>> START SUPPLIED DATA

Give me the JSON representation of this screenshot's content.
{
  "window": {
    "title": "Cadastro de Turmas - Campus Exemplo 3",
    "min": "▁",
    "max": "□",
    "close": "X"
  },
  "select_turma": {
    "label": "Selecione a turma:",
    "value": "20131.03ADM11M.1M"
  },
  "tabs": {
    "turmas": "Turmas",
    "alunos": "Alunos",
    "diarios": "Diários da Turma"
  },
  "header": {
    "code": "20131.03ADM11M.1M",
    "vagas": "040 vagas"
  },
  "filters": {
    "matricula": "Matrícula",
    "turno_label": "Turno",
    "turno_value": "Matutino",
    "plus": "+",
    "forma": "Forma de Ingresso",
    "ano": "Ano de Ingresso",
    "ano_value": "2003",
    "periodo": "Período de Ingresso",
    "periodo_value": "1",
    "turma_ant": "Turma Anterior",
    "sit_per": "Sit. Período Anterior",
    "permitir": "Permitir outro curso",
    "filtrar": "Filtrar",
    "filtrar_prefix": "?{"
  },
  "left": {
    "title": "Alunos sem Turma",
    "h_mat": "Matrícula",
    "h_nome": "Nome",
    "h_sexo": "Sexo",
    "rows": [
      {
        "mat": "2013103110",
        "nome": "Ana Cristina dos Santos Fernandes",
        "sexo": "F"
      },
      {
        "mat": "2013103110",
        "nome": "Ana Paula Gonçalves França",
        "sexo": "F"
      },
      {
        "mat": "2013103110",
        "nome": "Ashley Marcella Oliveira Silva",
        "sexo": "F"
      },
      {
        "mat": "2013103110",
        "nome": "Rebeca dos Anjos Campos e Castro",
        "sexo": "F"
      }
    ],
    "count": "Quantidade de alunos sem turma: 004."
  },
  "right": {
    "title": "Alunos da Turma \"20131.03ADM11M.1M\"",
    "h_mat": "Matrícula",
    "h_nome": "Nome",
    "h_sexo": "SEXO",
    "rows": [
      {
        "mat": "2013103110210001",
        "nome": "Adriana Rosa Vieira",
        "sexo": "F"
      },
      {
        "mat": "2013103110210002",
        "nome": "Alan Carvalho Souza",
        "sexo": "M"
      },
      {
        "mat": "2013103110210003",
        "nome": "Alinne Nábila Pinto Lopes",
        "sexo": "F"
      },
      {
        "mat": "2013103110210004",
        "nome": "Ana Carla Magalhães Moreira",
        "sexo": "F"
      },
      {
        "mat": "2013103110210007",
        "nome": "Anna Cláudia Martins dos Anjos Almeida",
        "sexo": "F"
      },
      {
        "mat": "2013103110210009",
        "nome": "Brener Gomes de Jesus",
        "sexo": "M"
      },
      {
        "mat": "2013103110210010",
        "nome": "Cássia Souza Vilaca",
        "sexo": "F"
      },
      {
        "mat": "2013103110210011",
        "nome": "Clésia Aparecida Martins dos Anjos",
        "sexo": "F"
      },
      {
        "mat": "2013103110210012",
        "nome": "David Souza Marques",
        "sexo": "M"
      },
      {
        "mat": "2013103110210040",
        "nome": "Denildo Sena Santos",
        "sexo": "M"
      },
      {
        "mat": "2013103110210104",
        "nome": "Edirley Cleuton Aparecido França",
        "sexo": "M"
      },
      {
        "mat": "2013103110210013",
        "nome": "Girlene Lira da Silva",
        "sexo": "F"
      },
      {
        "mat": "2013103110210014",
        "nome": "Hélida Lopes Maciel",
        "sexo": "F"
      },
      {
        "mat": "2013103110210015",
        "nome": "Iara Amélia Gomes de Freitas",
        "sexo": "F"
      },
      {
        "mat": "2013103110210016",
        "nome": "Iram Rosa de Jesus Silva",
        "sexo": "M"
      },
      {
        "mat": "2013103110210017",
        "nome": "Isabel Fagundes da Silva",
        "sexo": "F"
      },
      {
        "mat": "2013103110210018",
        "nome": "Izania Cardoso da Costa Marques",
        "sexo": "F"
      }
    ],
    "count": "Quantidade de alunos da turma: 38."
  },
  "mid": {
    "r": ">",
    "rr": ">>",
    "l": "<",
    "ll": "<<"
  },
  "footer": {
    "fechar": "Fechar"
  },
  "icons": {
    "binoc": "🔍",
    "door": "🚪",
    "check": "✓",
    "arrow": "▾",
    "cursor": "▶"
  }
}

>> END SUPPLIED DATA

### INSTRUCTIONS FOR THE TASK
Print the material verbatim, all of it.

### TASK RESPONSE
Give me the JSON representation of this screenshot's content.
{
  "window": {
    "title": "Cadastro de Turmas - Campus Exemplo 3",
    "min": "▁",
    "max": "□",
    "close": "X"
  },
  "select_turma": {
    "label": "Selecione a turma:",
    "value": "20131.03ADM11M.1M"
  },
  "tabs": {
    "turmas": "Turmas",
    "alunos": "Alunos",
    "diarios": "Diários da Turma"
  },
  "header": {
    "code": "20131.03ADM11M.1M",
    "vagas": "040 vagas"
  },
  "filters": {
    "matricula": "Matrícula",
    "turno_label": "Turno",
    "turno_value": "Matutino",
    "plus": "+",
    "forma": "Forma de Ingresso",
    "ano": "Ano de Ingresso",
    "ano_value": "2003",
    "periodo": "Período de Ingresso",
    "periodo_value": "1",
    "turma_ant": "Turma Anterior",
    "sit_per": "Sit. Período Anterior",
    "permitir": "Permitir outro curso",
    "filtrar": "Filtrar",
    "filtrar_prefix": "?{"
  },
  "left": {
    "title": "Alunos sem Turma",
    "h_mat": "Matrícula",
    "h_nome": "Nome",
    "h_sexo": "Sexo",
    "rows": [
      {
        "mat": "2013103110",
        "nome": "Ana Cristina dos Santos Fernandes",
        "sexo": "F"
      },
      {
        "mat": "2013103110",
        "nome": "Ana Paula Gonçalves França",
        "sexo": "F"
      },
      {
        "mat": "2013103110",
        "nome": "Ashley Marcella Oliveira Silva",
        "sexo": "F"
      },
      {
        "mat": "2013103110",
        "nome": "Rebeca dos Anjos Campos e Castro",
        "sexo": "F"
      }
    ],
    "count": "Quantidade de alunos sem turma: 004."
  },
  "right": {
    "title": "Alunos da Turma \"20131.03ADM11M.1M\"",
    "h_mat": "Matrícula",
    "h_nome": "Nome",
    "h_sexo": "SEXO",
    "rows": [
      {
        "mat": "2013103110210001",
        "nome": "Adriana Rosa Vieira",
        "sexo": "F"
      },
      {
        "mat": "2013103110210002",
        "nome": "Alan Carvalho Souza",
        "sexo": "M"
      },
      {
        "mat": "2013103110210003",
        "nome": "Alinne Nábila Pinto Lopes",
        "sexo": "F"
      },
      {
        "mat": "2013103110210004",
        "nome": "Ana Carla Magalhães Moreira",
        "sexo": "F"
      },
      {
        "mat": "2013103110210007",
        "nome": "Anna Cláudia Martins dos Anjos Almeida",
        "sexo": "F"
      },
      {
        "mat": "2013103110210009",
        "nome": "Brener Gomes de Jesus",
        "sexo": "M"
      },
      {
        "mat": "2013103110210010",
        "nome": "Cássia Souza Vilaca",
        "sexo": "F"
      },
      {
        "mat": "2013103110210011",
        "nome": "Clésia Aparecida Martins dos Anjos",
        "sexo": "F"
      },
      {
        "mat": "2013103110210012",
        "nome": "David Souza Marques",
        "sexo": "M"
      },
      {
        "mat": "2013103110210040",
        "nome": "Denildo Sena Santos",
        "sexo": "M"
      },
      {
        "mat": "2013103110210104",
        "nome": "Edirley Cleuton Aparecido França",
        "sexo": "M"
      },
      {
        "mat": "2013103110210013",
        "nome": "Girlene Lira da Silva",
        "sexo": "F"
      },
      {
        "mat": "2013103110210014",
        "nome": "Hélida Lopes Maciel",
        "sexo": "F"
      },
      {
        "mat": "2013103110210015",
        "nome": "Iara Amélia Gomes de Freitas",
        "sexo": "F"
      },
      {
        "mat": "2013103110210016",
        "nome": "Iram Rosa de Jesus Silva",
        "sexo": "M"
      },
      {
        "mat": "2013103110210017",
        "nome": "Isabel Fagundes da Silva",
        "sexo": "F"
      },
      {
        "mat": "2013103110210018",
        "nome": "Izania Cardoso da Costa Marques",
        "sexo": "F"
      }
    ],
    "count": "Quantidade de alunos da turma: 38."
  },
  "mid": {
    "r": ">",
    "rr": ">>",
    "l": "<",
    "ll": "<<"
  },
  "footer": {
    "fechar": "Fechar"
  },
  "icons": {
    "binoc": "🔍",
    "door": "🚪",
    "check": "✓",
    "arrow": "▾",
    "cursor": "▶"
  }
}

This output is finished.